🔮 Elon the GOAT; invention, abatement; demographics and Mars++ #369

Hi, I’m Azeem Azhar. I convene Exponential View to help us understand how our societies and political economy will change under the force of rapidly accelerating technologies.

👋 If this email was forwarded to you – hi! – sign up here.

My latest podcast conversation…


…was with EV member, Ronit Ghose, whose report Metaverse and Money: Decrypting the Future looks at the development of payment functions in Web3 and the metaverse. We talk about…

  • The metaverse as the evolution of the Internet,
  • An economic estimate of virtual and physical meshing together,
  • Decentralised vs. centralised metaverse.

You can listen to the podcast here, and read a high-level summary here.


Today’s edition is supported by our partner, Composer.

If you had invested $10,000 in Renaissance Technologies’ Medallion fund in 1988, you could’ve cashed out in 2018 with a cool $200,000,000. Medallion’s secret sauce? It’s run by computer scientists and mathematicians, not slick-talking Wall Street suits.

But unless you are a PhD-caliber Python coder, quant investing has been out of your reach… until now. Composer lets you easily drag, drop, and swap your own rules-based strategies - no engineering degree required. So stop investing with your gut and unleash your inner hedge fund with Composer today.

*See important disclosures

The near future


🐐 The GOAT
With Tesla’s incredible results this quarter, we need to ask the question: is Elon the “greatest of all time”? His firm smashed expectations with revenues for the quarter coming in at $18.76bn and net income at $3.3bn, up from $2.3bn in the previous quarter. Tesla’s margins have also increased substantially, by roughly 10%. Their profits far, far exceed the losses.

Tesla, a physical car company not a weightless app, has achieved this rate of growth without any advertising, from word of mouth (ours and his). The firm delivered 308,000 vehicles in the first quarter. (By comparison, BMW roughly sells 600,000 per quarter. Five years ago Tesla shipped 103,181 cars in the entire year.)

Personally, I find the finish of Teslas rather unrefined, compared to some of the German competitors. The Audi eTron has a particularly nice feel to it. So it’s good that the German players are creating an industry rival. Mercedes just showed off their EQXX prototype, which has a 1000 km range, well above the range of any fuelled up ICE vehicle. The car is about 40% more energy efficient than a Tesla Model 3 (and 60% more efficient than the eTron). An interesting detail is that Mercedes “cut the time to develop the EQXX from 58 months to around 40 months by relying on simulations and digital design tools rather than physical tests and parts manufacturing” a fitting example for exponential growth in technology.

🔑 The mother of invention
In just a few weeks, the US Air Force has developed and manufactured an entirely new drone from the Ukrainian Armed Forces “for a set of requirements that very closely match what Ukrainians need right now in the Donbas.” It seems to be a loitering munition, which requires minimal training to be effective. American military programmes can take many years or decades to come to fruition, so this timeframe is remarkable, to say the least. (The name, Ghost Phoenix, is dreadful).

**WRITTEN TASK:** List every topic that the newsletter says the podcast conversation with Ronit Ghose covers. Answer from the newsletter alone.

**INFORMATION GIVEN:**

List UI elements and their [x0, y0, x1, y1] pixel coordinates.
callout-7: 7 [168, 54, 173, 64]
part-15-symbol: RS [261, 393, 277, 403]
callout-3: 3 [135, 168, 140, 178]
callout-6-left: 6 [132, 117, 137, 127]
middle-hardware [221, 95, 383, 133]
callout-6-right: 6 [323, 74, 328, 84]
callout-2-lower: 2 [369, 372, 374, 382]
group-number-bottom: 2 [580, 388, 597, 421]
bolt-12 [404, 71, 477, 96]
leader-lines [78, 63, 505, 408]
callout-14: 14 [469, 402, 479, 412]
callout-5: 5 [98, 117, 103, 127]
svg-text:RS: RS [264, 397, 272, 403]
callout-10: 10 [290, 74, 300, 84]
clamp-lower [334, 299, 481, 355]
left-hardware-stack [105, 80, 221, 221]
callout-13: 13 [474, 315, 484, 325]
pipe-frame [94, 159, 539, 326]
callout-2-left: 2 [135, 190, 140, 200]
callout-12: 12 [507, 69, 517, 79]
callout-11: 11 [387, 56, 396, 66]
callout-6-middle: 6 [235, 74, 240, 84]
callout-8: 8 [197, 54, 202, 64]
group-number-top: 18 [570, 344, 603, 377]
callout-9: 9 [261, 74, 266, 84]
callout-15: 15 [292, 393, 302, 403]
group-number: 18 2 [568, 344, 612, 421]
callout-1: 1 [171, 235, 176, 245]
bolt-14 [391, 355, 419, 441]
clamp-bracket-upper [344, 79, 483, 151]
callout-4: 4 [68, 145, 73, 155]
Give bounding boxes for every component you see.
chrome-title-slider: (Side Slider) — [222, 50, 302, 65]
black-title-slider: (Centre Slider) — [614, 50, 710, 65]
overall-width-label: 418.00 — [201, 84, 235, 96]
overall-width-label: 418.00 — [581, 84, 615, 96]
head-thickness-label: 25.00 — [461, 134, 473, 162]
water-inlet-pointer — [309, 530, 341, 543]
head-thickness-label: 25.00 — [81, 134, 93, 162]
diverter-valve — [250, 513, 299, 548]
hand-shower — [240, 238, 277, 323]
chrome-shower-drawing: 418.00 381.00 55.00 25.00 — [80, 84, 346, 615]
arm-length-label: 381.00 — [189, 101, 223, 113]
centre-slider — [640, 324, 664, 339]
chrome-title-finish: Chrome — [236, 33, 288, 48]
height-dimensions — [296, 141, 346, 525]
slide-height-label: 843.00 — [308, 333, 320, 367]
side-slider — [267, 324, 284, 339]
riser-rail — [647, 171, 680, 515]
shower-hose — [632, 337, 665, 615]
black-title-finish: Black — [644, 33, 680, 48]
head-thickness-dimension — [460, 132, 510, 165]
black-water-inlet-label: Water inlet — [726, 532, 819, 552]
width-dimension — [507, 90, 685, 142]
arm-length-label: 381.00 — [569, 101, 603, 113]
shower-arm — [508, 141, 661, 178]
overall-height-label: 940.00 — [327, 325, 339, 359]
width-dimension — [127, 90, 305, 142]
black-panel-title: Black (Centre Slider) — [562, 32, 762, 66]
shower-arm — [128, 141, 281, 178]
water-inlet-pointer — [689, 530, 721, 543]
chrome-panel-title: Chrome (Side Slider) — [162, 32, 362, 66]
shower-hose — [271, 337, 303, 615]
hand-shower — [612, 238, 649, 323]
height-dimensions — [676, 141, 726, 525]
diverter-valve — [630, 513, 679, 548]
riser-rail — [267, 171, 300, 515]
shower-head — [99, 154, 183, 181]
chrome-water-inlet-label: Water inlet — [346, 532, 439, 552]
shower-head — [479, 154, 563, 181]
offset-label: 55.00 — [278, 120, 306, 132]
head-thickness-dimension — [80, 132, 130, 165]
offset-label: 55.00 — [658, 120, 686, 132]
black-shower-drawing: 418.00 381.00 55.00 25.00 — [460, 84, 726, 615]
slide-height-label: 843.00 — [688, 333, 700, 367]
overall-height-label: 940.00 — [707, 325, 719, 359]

**REPLY:**
- The metaverse as the evolution of the Internet
- An economic estimate of virtual and physical meshing together
- Decentralised vs. centralised metaverse